## Listed records
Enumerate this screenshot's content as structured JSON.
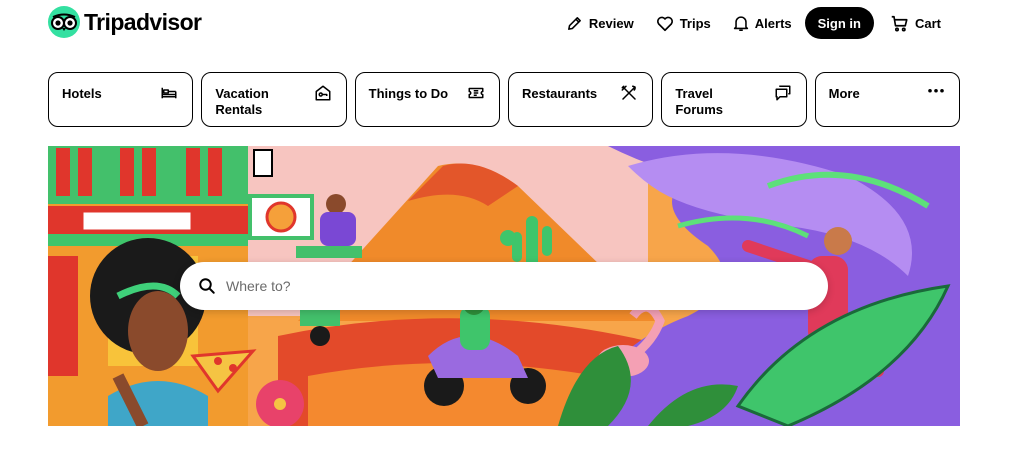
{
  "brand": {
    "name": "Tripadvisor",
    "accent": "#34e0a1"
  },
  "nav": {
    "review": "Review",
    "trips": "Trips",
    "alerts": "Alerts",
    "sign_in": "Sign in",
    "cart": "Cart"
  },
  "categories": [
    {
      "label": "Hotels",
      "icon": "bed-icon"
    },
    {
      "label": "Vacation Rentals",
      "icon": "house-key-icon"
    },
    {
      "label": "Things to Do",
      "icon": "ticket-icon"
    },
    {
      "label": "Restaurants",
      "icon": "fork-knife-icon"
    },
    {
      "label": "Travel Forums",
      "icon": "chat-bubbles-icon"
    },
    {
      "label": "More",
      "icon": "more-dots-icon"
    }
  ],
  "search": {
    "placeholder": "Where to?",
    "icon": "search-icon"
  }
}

==

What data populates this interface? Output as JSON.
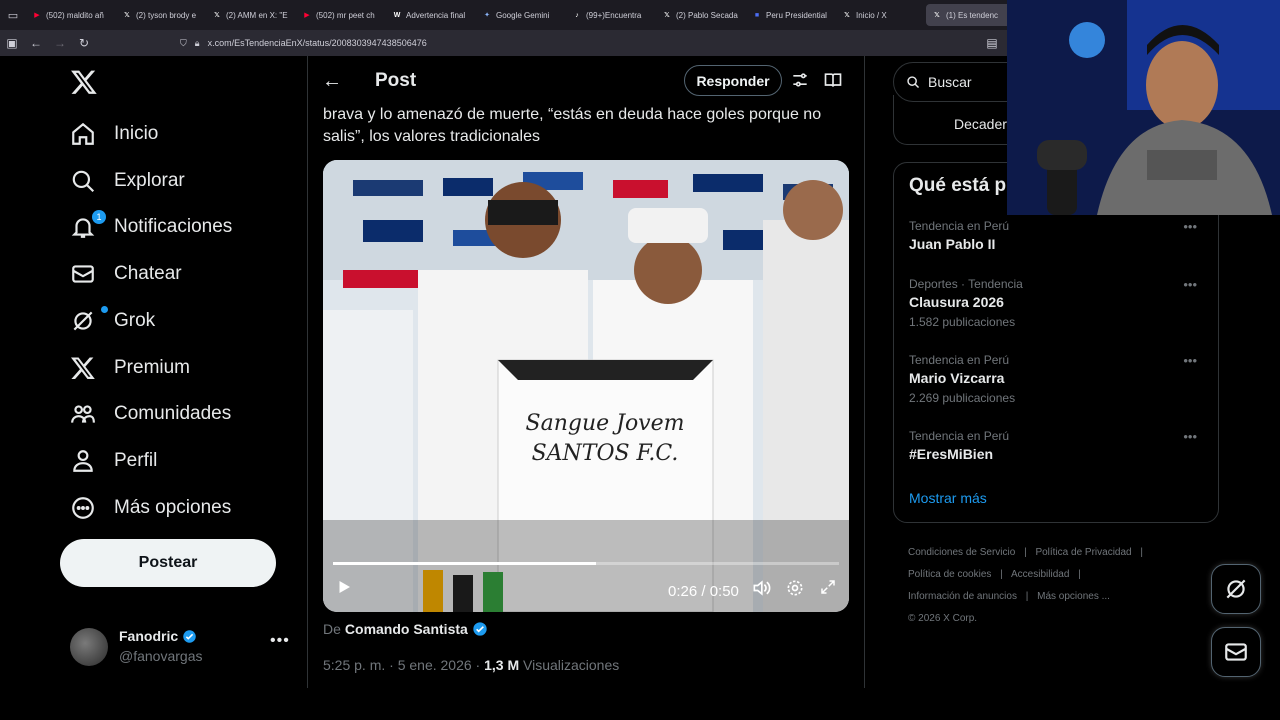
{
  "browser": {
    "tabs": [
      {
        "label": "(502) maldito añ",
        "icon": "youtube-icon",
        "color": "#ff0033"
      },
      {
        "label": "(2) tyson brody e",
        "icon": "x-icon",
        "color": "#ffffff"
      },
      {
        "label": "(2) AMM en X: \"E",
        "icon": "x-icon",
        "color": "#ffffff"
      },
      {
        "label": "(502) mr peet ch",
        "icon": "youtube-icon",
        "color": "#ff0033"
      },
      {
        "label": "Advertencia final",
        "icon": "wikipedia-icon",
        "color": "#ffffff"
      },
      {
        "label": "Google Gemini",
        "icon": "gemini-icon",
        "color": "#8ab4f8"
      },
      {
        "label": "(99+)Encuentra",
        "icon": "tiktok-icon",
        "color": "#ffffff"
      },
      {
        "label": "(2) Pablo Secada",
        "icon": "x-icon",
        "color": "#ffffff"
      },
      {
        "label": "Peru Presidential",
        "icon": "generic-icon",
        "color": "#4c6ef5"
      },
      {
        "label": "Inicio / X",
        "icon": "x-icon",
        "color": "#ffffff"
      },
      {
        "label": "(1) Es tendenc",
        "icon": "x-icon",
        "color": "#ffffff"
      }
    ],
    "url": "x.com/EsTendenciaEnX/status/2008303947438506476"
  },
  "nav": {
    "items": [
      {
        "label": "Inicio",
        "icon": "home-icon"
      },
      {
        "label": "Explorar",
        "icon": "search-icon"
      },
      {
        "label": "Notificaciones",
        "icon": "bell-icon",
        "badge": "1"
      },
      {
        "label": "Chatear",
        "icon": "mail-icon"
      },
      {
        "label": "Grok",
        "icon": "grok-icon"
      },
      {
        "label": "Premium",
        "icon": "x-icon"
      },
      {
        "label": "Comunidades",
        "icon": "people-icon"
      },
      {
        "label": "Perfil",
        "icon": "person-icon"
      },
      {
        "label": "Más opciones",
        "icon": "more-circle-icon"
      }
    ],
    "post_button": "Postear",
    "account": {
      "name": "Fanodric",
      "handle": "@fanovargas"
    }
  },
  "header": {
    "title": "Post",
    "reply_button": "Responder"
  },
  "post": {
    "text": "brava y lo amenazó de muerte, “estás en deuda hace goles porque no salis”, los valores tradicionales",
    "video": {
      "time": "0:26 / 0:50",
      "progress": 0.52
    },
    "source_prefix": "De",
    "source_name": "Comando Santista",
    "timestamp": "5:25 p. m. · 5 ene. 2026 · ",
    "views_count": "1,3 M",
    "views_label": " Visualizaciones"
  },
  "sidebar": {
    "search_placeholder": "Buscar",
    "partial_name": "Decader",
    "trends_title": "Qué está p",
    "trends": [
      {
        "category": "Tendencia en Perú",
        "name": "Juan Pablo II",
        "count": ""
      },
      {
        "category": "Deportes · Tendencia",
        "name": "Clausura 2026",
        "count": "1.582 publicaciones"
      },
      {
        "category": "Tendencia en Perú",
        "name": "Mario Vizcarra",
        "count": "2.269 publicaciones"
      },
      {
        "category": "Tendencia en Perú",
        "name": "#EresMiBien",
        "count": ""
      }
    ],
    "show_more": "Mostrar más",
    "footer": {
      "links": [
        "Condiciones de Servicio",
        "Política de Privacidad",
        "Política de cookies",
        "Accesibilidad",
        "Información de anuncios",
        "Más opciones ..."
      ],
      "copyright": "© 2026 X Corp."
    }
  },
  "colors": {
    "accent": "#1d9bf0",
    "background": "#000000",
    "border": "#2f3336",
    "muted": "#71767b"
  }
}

--

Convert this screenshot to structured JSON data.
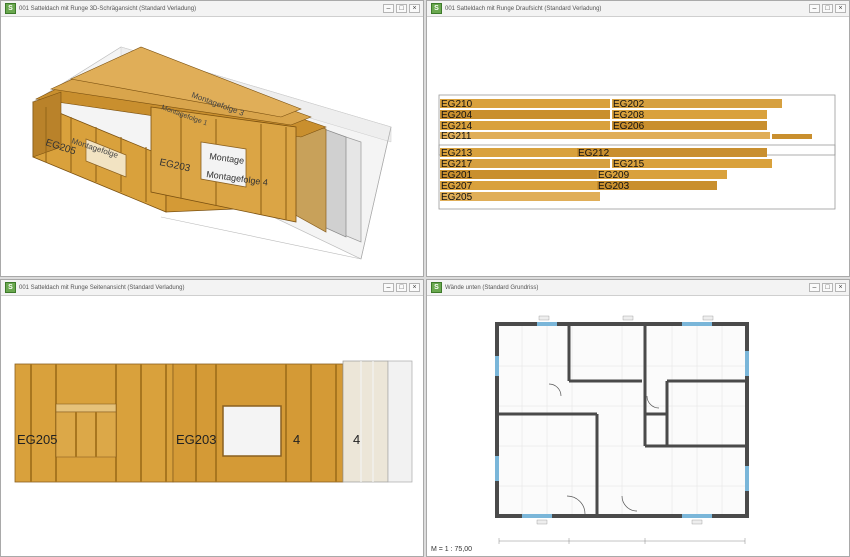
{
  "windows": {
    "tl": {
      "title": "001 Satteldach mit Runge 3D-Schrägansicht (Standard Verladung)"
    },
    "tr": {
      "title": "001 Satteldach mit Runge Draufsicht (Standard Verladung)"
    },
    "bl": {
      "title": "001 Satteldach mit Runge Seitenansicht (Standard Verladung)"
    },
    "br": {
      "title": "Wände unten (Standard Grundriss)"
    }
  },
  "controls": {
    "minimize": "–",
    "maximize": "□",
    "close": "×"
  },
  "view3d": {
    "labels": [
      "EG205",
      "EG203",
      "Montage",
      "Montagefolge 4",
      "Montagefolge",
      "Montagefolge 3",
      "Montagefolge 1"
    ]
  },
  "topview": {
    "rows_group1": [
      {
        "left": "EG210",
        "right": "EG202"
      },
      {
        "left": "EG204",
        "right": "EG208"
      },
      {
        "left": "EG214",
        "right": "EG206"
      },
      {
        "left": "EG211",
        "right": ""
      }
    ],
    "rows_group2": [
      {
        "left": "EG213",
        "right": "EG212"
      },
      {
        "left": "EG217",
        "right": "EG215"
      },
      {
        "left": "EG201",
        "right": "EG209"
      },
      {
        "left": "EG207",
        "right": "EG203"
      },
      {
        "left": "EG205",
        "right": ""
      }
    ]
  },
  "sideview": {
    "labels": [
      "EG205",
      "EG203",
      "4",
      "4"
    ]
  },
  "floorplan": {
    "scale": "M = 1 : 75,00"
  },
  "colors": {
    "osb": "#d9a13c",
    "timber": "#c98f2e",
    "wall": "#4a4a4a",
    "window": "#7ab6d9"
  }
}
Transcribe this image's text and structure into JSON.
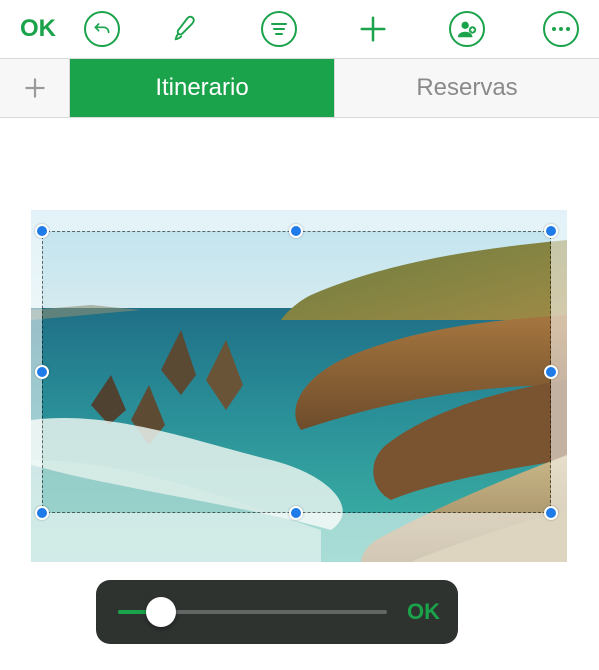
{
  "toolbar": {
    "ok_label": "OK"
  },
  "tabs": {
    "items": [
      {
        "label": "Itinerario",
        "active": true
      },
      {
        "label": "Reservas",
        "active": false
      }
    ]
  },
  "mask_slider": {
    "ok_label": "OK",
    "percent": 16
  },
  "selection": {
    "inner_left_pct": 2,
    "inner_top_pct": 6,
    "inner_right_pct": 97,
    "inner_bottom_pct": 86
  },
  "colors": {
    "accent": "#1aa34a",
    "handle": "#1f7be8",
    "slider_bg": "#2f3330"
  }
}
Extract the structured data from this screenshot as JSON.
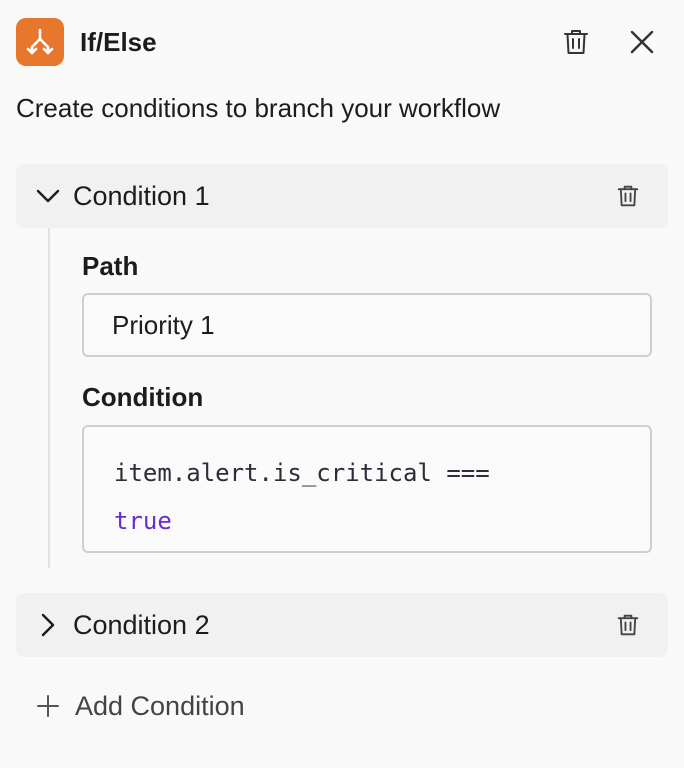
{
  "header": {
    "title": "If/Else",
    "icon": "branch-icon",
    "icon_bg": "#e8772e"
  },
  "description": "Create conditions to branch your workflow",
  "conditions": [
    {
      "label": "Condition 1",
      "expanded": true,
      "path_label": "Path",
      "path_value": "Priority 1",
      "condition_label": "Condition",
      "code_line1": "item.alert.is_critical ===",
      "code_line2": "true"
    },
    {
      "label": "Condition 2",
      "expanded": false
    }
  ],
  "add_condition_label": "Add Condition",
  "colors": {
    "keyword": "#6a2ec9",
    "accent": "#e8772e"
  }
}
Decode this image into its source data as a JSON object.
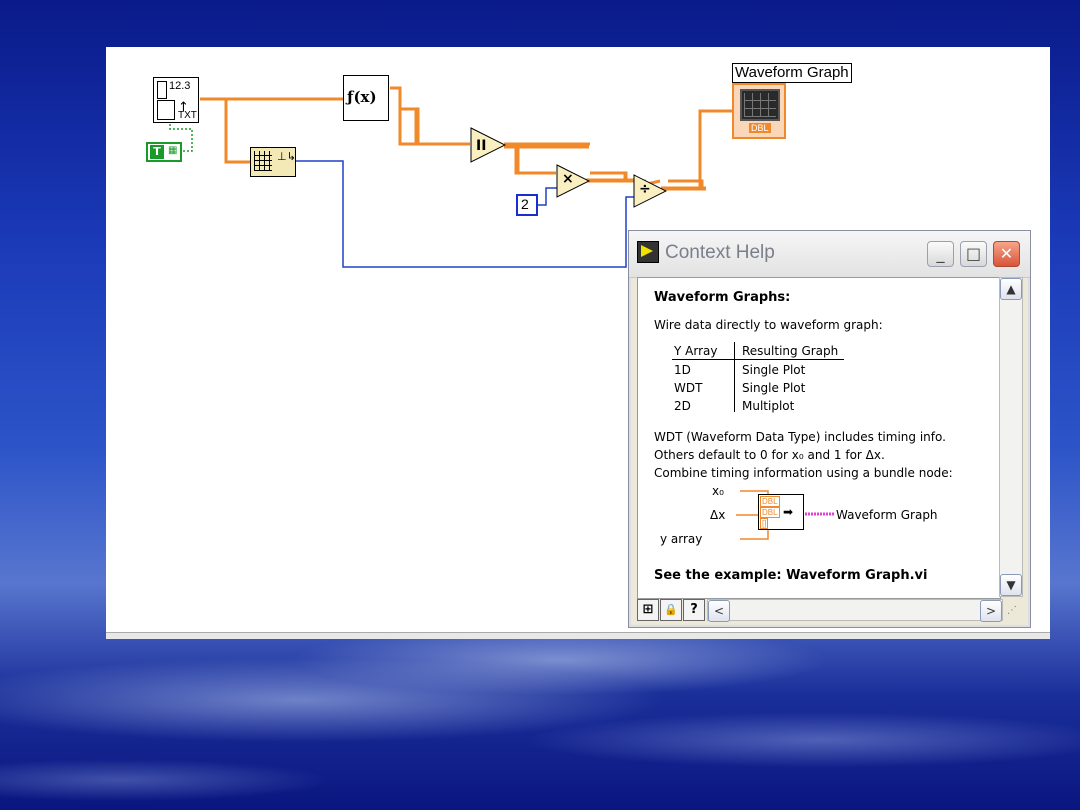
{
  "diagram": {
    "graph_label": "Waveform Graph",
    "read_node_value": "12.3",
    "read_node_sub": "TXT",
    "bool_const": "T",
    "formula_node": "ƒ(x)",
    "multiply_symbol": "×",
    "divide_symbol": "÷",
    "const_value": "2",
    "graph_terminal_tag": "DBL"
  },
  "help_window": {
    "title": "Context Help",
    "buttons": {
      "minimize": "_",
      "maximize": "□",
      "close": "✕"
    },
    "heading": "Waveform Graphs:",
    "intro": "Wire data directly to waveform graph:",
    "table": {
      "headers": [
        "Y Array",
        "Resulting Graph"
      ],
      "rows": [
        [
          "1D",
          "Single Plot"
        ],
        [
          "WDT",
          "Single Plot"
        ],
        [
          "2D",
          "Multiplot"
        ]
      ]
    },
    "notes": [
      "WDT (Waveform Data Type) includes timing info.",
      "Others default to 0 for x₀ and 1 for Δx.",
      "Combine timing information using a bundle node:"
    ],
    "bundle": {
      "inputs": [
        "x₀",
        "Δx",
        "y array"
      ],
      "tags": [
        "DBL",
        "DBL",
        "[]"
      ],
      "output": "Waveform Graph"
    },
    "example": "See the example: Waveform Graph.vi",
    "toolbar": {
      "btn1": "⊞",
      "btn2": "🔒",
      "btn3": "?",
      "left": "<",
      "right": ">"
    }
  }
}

## What is expected
Search the lines for the string "branch" and copy every line that has it.

## Result of the exercise
    "icon": "branch-icon",
  "description": "Create conditions to branch your workflow",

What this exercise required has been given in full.